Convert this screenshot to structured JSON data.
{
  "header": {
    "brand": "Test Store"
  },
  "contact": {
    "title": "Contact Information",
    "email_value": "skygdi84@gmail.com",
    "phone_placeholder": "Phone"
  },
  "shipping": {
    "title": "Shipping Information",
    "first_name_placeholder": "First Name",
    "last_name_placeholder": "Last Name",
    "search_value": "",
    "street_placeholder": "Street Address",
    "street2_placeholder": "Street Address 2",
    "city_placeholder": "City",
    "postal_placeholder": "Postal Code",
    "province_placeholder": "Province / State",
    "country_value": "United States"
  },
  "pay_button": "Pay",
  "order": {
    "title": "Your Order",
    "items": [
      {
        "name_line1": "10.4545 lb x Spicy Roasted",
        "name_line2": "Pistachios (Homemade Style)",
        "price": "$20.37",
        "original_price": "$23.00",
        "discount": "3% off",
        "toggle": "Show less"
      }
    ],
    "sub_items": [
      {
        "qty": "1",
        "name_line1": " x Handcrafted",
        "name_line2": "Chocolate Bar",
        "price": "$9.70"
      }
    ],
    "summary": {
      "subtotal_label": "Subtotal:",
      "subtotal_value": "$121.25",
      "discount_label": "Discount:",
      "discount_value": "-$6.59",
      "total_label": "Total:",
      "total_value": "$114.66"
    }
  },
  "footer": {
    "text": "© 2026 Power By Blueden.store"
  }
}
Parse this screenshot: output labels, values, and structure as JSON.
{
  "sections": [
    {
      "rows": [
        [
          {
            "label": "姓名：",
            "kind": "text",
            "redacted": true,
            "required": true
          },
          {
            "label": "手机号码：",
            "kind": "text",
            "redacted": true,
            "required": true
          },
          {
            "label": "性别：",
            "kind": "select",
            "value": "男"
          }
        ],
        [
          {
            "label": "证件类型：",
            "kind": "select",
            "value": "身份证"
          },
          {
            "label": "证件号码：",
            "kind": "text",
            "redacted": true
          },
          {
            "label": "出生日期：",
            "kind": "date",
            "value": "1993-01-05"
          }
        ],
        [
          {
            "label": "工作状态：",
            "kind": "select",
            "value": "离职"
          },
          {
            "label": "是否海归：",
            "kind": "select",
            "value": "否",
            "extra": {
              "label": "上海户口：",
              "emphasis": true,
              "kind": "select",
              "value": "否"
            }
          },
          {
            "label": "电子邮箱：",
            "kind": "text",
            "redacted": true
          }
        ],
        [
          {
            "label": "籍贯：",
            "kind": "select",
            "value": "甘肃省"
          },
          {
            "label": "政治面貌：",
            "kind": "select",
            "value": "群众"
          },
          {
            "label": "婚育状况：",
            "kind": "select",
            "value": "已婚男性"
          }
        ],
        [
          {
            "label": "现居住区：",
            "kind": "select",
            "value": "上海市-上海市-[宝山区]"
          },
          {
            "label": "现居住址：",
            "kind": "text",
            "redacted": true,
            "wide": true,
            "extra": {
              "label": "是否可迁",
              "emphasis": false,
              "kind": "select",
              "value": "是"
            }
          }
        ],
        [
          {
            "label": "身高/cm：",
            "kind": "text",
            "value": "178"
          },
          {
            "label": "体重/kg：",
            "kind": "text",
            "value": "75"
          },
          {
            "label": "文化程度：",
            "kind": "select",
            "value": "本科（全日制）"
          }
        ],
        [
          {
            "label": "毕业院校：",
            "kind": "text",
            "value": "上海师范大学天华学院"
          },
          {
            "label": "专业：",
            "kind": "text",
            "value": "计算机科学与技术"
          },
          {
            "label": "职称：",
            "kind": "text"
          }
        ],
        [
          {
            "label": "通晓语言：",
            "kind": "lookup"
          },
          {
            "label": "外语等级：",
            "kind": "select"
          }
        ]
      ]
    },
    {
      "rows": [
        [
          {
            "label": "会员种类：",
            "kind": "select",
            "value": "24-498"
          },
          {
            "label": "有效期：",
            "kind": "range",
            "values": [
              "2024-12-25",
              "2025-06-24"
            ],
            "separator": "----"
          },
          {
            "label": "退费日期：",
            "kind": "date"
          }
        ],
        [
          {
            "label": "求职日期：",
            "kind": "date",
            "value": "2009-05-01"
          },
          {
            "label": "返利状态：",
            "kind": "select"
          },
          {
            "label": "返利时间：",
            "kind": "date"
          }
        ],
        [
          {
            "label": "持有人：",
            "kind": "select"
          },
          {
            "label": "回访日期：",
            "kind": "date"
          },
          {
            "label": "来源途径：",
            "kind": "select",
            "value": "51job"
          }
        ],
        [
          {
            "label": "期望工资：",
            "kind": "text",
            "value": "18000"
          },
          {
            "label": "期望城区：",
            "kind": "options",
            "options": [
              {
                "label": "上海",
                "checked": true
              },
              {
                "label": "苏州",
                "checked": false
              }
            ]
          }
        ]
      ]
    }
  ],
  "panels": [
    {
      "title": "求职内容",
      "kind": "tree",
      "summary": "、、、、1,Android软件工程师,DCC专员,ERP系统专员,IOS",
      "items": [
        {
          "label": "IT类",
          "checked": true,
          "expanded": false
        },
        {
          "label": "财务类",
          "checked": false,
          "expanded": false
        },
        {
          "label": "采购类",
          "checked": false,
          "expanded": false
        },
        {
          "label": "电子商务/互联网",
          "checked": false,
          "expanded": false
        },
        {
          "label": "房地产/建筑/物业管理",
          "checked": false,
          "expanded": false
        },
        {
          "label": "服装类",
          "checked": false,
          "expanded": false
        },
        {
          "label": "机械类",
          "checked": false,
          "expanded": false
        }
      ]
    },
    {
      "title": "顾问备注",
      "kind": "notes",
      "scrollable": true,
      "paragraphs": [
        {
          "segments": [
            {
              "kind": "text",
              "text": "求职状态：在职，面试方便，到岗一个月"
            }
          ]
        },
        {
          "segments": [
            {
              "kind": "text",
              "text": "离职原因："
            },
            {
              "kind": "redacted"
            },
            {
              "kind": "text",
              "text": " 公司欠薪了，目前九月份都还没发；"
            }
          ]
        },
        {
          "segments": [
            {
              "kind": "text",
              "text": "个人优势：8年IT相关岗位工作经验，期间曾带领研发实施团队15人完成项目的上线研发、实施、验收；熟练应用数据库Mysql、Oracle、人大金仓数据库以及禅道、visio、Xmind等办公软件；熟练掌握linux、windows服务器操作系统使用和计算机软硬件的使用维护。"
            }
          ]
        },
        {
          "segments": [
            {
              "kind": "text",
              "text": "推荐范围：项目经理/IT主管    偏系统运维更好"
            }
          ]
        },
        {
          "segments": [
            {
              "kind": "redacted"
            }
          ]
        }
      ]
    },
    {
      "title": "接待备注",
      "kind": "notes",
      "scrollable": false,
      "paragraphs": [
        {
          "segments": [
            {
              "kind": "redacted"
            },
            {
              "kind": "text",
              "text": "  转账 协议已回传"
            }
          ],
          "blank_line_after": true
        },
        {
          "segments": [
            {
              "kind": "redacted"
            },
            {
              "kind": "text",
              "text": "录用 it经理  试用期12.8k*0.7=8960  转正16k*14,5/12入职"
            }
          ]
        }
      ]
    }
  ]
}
================
● **Instructions to follow**
Of the lines above, how many hold the string "Information"? Answer with only the number.

● **Expected answer**
2